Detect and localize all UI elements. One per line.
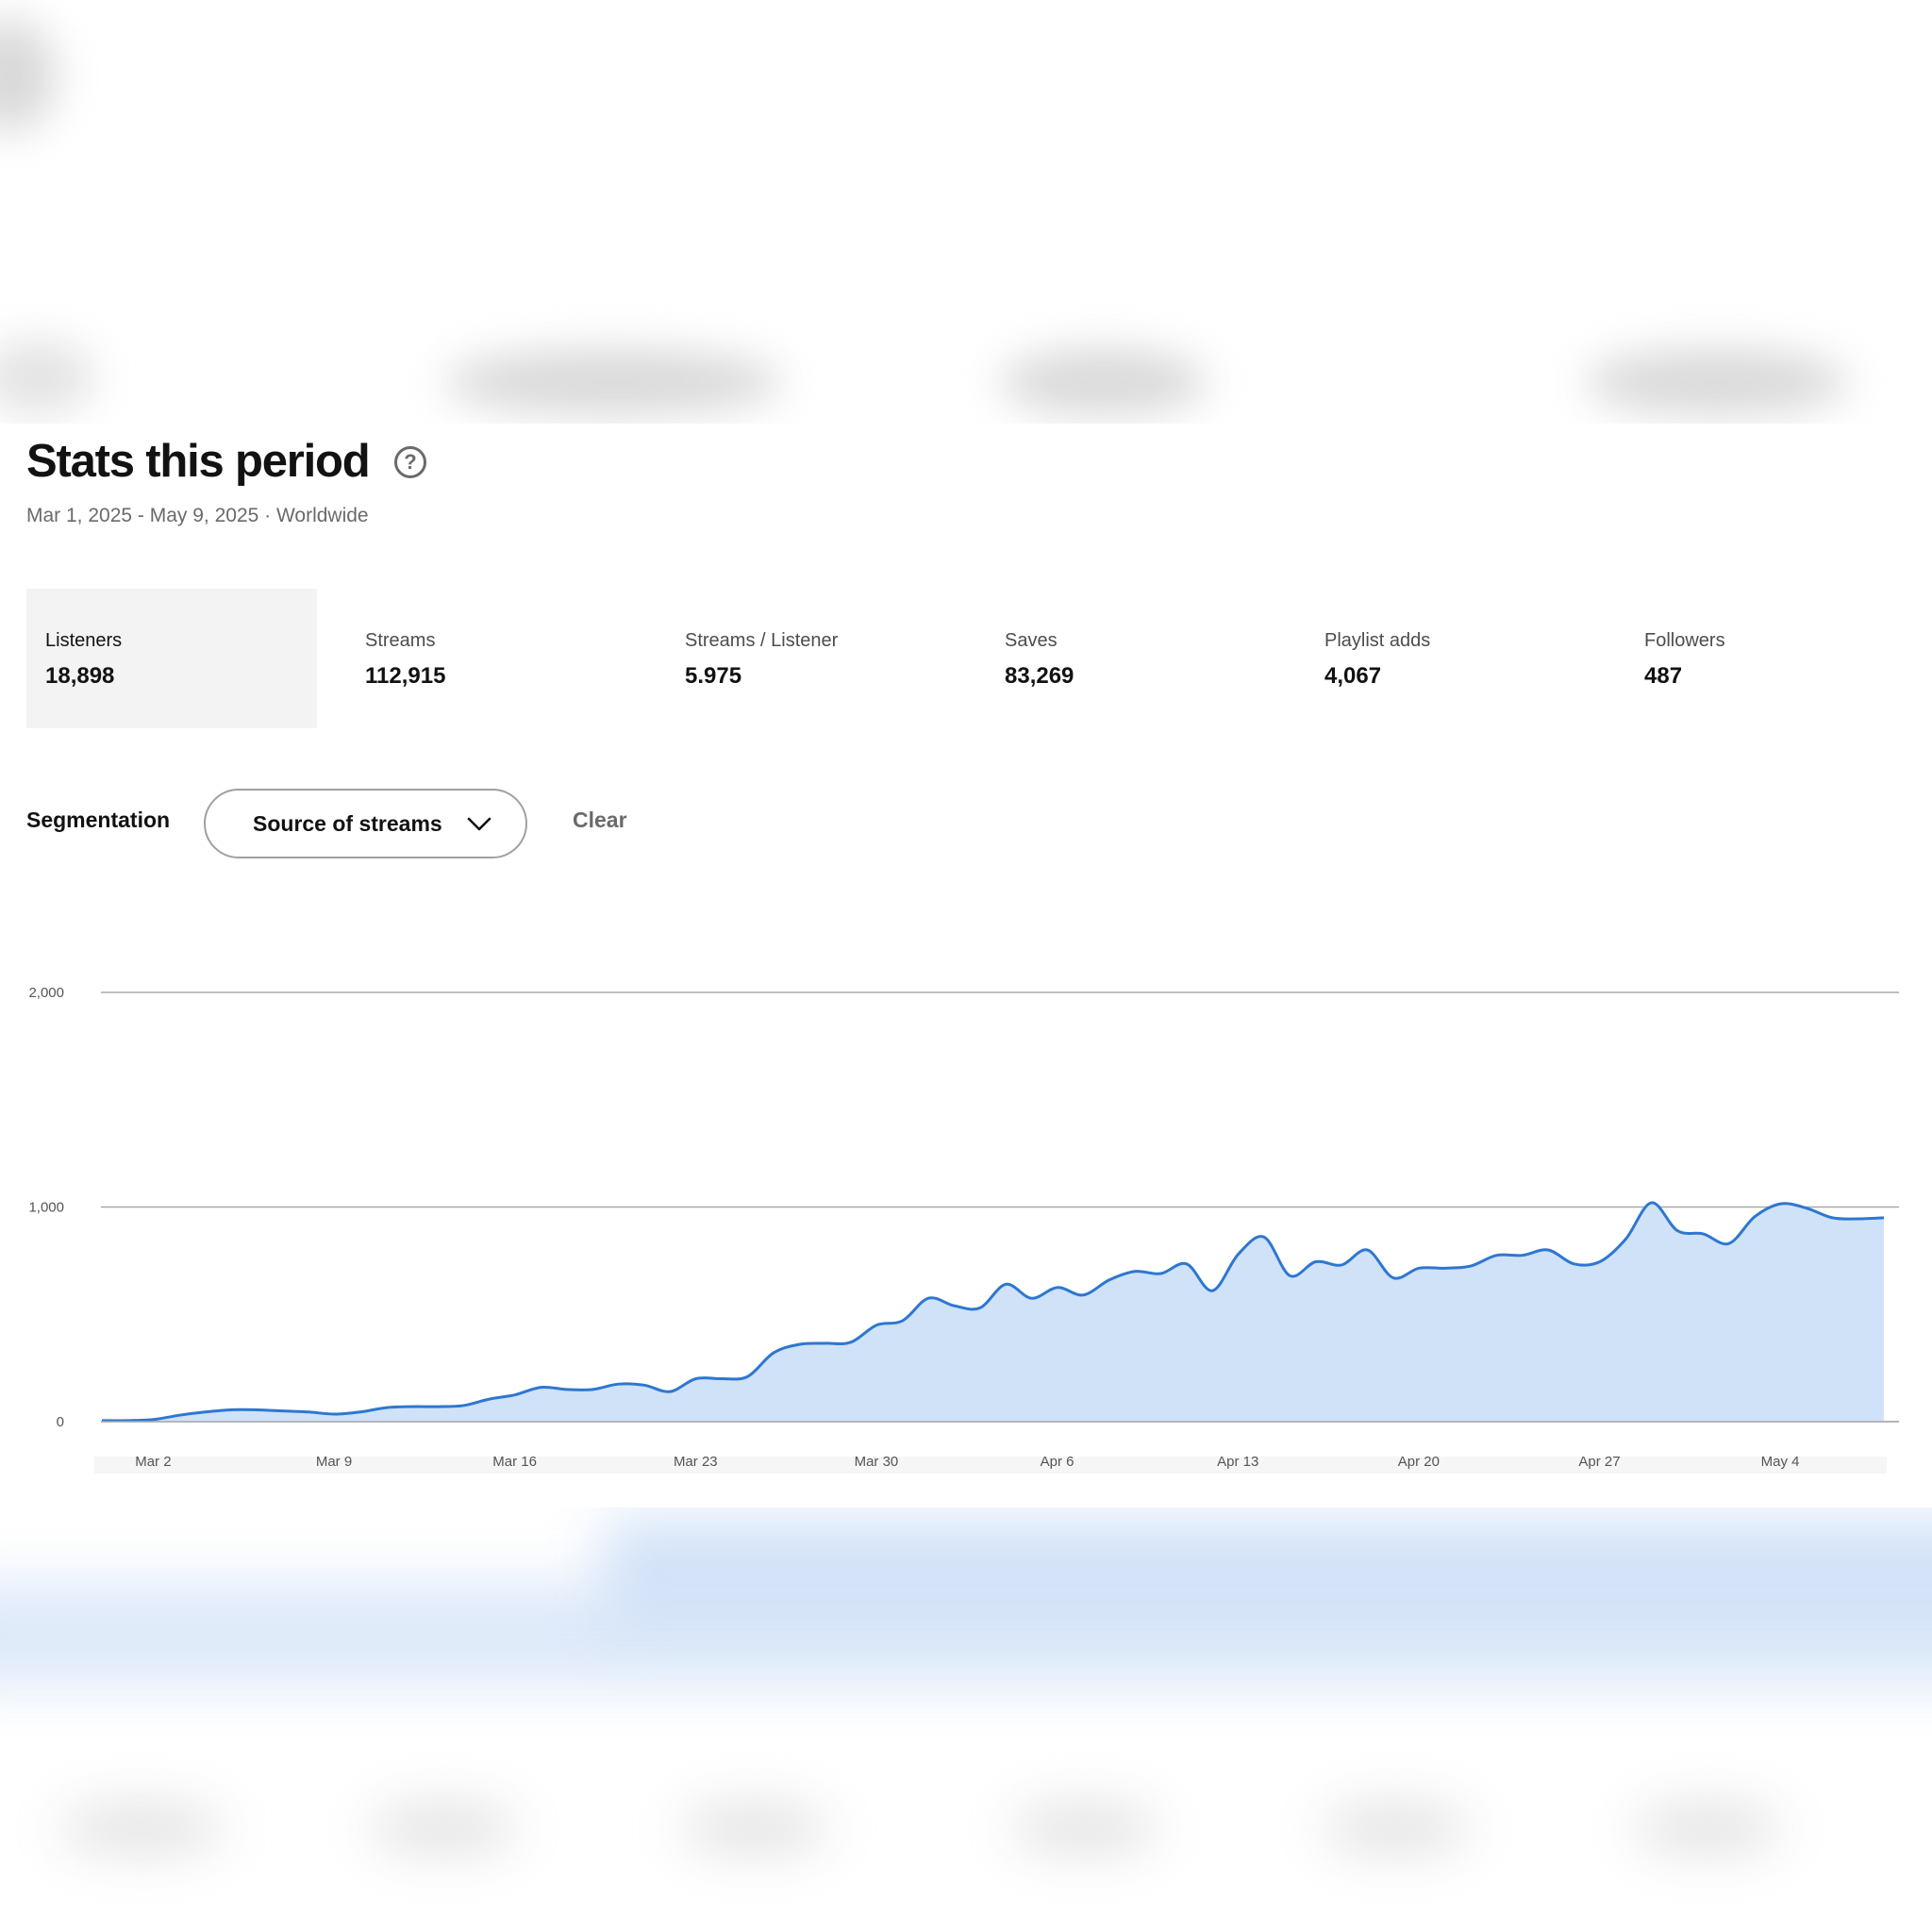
metric-value: 18,898 <box>45 663 115 689</box>
metric-card-streams[interactable]: Streams 112,915 <box>346 589 637 728</box>
page-title: Stats this period <box>26 436 371 487</box>
metric-card-saves[interactable]: Saves 83,269 <box>986 589 1276 728</box>
x-tick-label: Mar 2 <box>135 1454 171 1470</box>
metric-value: 5.975 <box>685 663 742 689</box>
blurred-page-footer <box>0 1507 1932 1932</box>
metric-value: 83,269 <box>1005 663 1074 689</box>
metric-label: Streams <box>365 630 436 651</box>
y-tick-label: 1,000 <box>28 1200 64 1216</box>
listeners-area <box>102 1202 1884 1422</box>
metric-card-streams-per-listener[interactable]: Streams / Listener 5.975 <box>666 589 957 728</box>
x-tick-label: Apr 27 <box>1578 1454 1620 1470</box>
metric-value: 487 <box>1644 663 1683 689</box>
x-tick-label: Mar 23 <box>674 1454 718 1470</box>
metric-card-listeners[interactable]: Listeners 18,898 <box>26 589 317 728</box>
chart-svg: 0 1,000 2,000 Mar 2 Mar 9 Mar 16 Mar 23 Mar 30 A… <box>28 985 1899 1474</box>
metric-label: Followers <box>1644 630 1725 651</box>
x-tick-label: Mar 16 <box>492 1454 537 1470</box>
segmentation-dropdown[interactable]: Source of streams <box>204 789 527 858</box>
metric-card-followers[interactable]: Followers 487 <box>1625 589 1916 728</box>
listeners-chart: 0 1,000 2,000 Mar 2 Mar 9 Mar 16 Mar 23 Mar 30 A… <box>0 914 1932 1480</box>
y-tick-label: 2,000 <box>28 985 64 1001</box>
metric-value: 4,067 <box>1324 663 1382 689</box>
x-tick-label: May 4 <box>1761 1454 1800 1470</box>
metric-label: Streams / Listener <box>685 630 839 651</box>
metric-label: Playlist adds <box>1324 630 1431 651</box>
metric-card-playlist-adds[interactable]: Playlist adds 4,067 <box>1306 589 1596 728</box>
x-tick-label: Mar 30 <box>855 1454 899 1470</box>
y-tick-label: 0 <box>57 1414 64 1430</box>
clear-button[interactable]: Clear <box>573 808 627 833</box>
date-range-subtitle: Mar 1, 2025 - May 9, 2025 · Worldwide <box>26 505 369 526</box>
metric-value: 112,915 <box>365 663 446 689</box>
x-tick-label: Apr 6 <box>1041 1454 1074 1470</box>
metric-label: Listeners <box>45 630 123 651</box>
question-circle-icon[interactable]: ? <box>394 446 426 478</box>
stats-panel: Stats this period ? Mar 1, 2025 - May 9,… <box>0 424 1932 1507</box>
segmentation-label: Segmentation <box>26 808 171 832</box>
chevron-down-icon <box>467 817 491 831</box>
metric-tabs: Listeners 18,898 Streams 112,915 Streams… <box>26 589 1913 728</box>
blurred-page-header <box>0 0 1932 424</box>
x-tick-label: Mar 9 <box>316 1454 352 1470</box>
x-tick-label: Apr 20 <box>1398 1454 1440 1470</box>
x-tick-label: Apr 13 <box>1217 1454 1258 1470</box>
metric-label: Saves <box>1005 630 1058 651</box>
segmentation-selected-value: Source of streams <box>253 810 442 836</box>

····················

> [SHORT EXERCISE]: Output the lines above as a numbered list without blank lines, and leave the picture out.

> [RESPONSE BELOW]:
1. Detect and localize all UI elements. One per line.
2. metric-value: 18,898 <box>45 663 115 689</box>
3. metric-card-streams[interactable]: Streams 112,915 <box>346 589 637 728</box>
4. page-title: Stats this period <box>26 436 371 487</box>
5. metric-card-saves[interactable]: Saves 83,269 <box>986 589 1276 728</box>
6. x-tick-label: Mar 2 <box>135 1454 171 1470</box>
7. metric-value: 5.975 <box>685 663 742 689</box>
8. blurred-page-footer <box>0 1507 1932 1932</box>
9. metric-value: 83,269 <box>1005 663 1074 689</box>
10. metric-label: Streams <box>365 630 436 651</box>
11. y-tick-label: 1,000 <box>28 1200 64 1216</box>
12. listeners-area <box>102 1202 1884 1422</box>
13. metric-card-streams-per-listener[interactable]: Streams / Listener 5.975 <box>666 589 957 728</box>
14. x-tick-label: Apr 27 <box>1578 1454 1620 1470</box>
15. metric-value: 487 <box>1644 663 1683 689</box>
16. x-tick-label: Mar 23 <box>674 1454 718 1470</box>
17. metric-card-listeners[interactable]: Listeners 18,898 <box>26 589 317 728</box>
18. chart-svg: 0 1,000 2,000 Mar 2 Mar 9 Mar 16 Mar 23 Mar 30 A… <box>28 985 1899 1474</box>
19. metric-label: Followers <box>1644 630 1725 651</box>
20. x-tick-label: Mar 16 <box>492 1454 537 1470</box>
21. segmentation-dropdown[interactable]: Source of streams <box>204 789 527 858</box>
22. metric-card-followers[interactable]: Followers 487 <box>1625 589 1916 728</box>
23. listeners-chart: 0 1,000 2,000 Mar 2 Mar 9 Mar 16 Mar 23 Mar 30 A… <box>0 914 1932 1480</box>
24. y-tick-label: 2,000 <box>28 985 64 1001</box>
25. metric-value: 4,067 <box>1324 663 1382 689</box>
26. x-tick-label: May 4 <box>1761 1454 1800 1470</box>
27. metric-label: Streams / Listener <box>685 630 839 651</box>
28. metric-label: Playlist adds <box>1324 630 1431 651</box>
29. metric-card-playlist-adds[interactable]: Playlist adds 4,067 <box>1306 589 1596 728</box>
30. x-tick-label: Mar 30 <box>855 1454 899 1470</box>
31. y-tick-label: 0 <box>57 1414 64 1430</box>
32. clear-button[interactable]: Clear <box>573 808 627 833</box>
33. date-range-subtitle: Mar 1, 2025 - May 9, 2025 · Worldwide <box>26 505 369 526</box>
34. metric-value: 112,915 <box>365 663 446 689</box>
35. x-tick-label: Apr 6 <box>1041 1454 1074 1470</box>
36. metric-label: Listeners <box>45 630 123 651</box>
37. question-circle-icon[interactable]: ? <box>394 446 426 478</box>
38. stats-panel: Stats this period ? Mar 1, 2025 - May 9,… <box>0 424 1932 1507</box>
39. segmentation-label: Segmentation <box>26 808 171 832</box>
40. chevron-down-icon <box>467 817 491 831</box>
41. metric-tabs: Listeners 18,898 Streams 112,915 Streams… <box>26 589 1913 728</box>
42. blurred-page-header <box>0 0 1932 424</box>
43. x-tick-label: Mar 9 <box>316 1454 352 1470</box>
44. x-tick-label: Apr 20 <box>1398 1454 1440 1470</box>
45. x-tick-label: Apr 13 <box>1217 1454 1258 1470</box>
46. metric-label: Saves <box>1005 630 1058 651</box>
47. segmentation-selected-value: Source of streams <box>253 810 442 836</box>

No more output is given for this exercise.